▶ _DIRECTION_
Check each line of the material below for "title", then copy the ones that contain it.
>>>
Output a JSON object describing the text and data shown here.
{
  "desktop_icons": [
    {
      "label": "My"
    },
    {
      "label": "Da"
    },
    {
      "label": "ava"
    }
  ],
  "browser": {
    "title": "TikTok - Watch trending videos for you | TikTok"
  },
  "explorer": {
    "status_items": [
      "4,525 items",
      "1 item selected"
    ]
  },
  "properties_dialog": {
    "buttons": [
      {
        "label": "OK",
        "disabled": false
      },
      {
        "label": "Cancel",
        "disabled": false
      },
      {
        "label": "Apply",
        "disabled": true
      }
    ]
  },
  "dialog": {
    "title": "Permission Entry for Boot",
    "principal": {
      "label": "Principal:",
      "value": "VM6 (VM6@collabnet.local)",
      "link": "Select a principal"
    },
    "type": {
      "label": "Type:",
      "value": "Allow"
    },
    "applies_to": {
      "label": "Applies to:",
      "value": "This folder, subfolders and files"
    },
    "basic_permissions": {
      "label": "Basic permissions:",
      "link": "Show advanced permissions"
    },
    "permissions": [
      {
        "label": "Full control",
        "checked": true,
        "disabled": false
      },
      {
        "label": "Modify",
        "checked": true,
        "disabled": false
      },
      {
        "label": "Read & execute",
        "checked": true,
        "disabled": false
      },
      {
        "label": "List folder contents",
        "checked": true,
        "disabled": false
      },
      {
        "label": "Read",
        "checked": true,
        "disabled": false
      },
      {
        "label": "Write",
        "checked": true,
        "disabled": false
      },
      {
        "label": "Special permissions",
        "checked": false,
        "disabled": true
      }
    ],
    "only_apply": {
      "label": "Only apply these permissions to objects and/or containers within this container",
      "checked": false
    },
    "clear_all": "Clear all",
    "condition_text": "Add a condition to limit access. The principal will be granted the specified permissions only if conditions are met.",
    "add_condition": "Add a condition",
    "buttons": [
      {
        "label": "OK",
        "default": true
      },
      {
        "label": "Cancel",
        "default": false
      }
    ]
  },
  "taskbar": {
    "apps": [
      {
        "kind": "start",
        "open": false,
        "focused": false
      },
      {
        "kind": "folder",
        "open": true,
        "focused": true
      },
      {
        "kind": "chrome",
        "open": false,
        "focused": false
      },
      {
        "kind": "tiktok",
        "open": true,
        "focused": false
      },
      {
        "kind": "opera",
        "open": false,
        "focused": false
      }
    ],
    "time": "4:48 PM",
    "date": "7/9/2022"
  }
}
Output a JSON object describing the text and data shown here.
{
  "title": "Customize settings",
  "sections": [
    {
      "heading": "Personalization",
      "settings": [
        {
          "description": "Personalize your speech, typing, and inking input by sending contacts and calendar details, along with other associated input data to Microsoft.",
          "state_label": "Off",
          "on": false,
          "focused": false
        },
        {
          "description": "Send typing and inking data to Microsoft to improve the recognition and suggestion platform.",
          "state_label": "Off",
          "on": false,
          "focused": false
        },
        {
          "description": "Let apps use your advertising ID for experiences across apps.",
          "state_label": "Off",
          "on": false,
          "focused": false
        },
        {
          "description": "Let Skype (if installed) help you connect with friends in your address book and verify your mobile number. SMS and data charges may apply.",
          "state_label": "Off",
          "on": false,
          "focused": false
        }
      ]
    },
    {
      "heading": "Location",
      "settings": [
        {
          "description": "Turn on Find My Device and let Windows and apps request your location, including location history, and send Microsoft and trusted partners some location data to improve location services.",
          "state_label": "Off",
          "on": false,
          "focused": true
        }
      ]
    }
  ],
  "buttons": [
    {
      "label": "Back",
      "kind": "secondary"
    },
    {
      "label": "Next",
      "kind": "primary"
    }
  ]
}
<<<
▶ _RESPONSE TO THIS TASK_
    "title": "TikTok - Watch trending videos for you | TikTok"
    "title": "Permission Entry for Boot",
  "title": "Customize settings",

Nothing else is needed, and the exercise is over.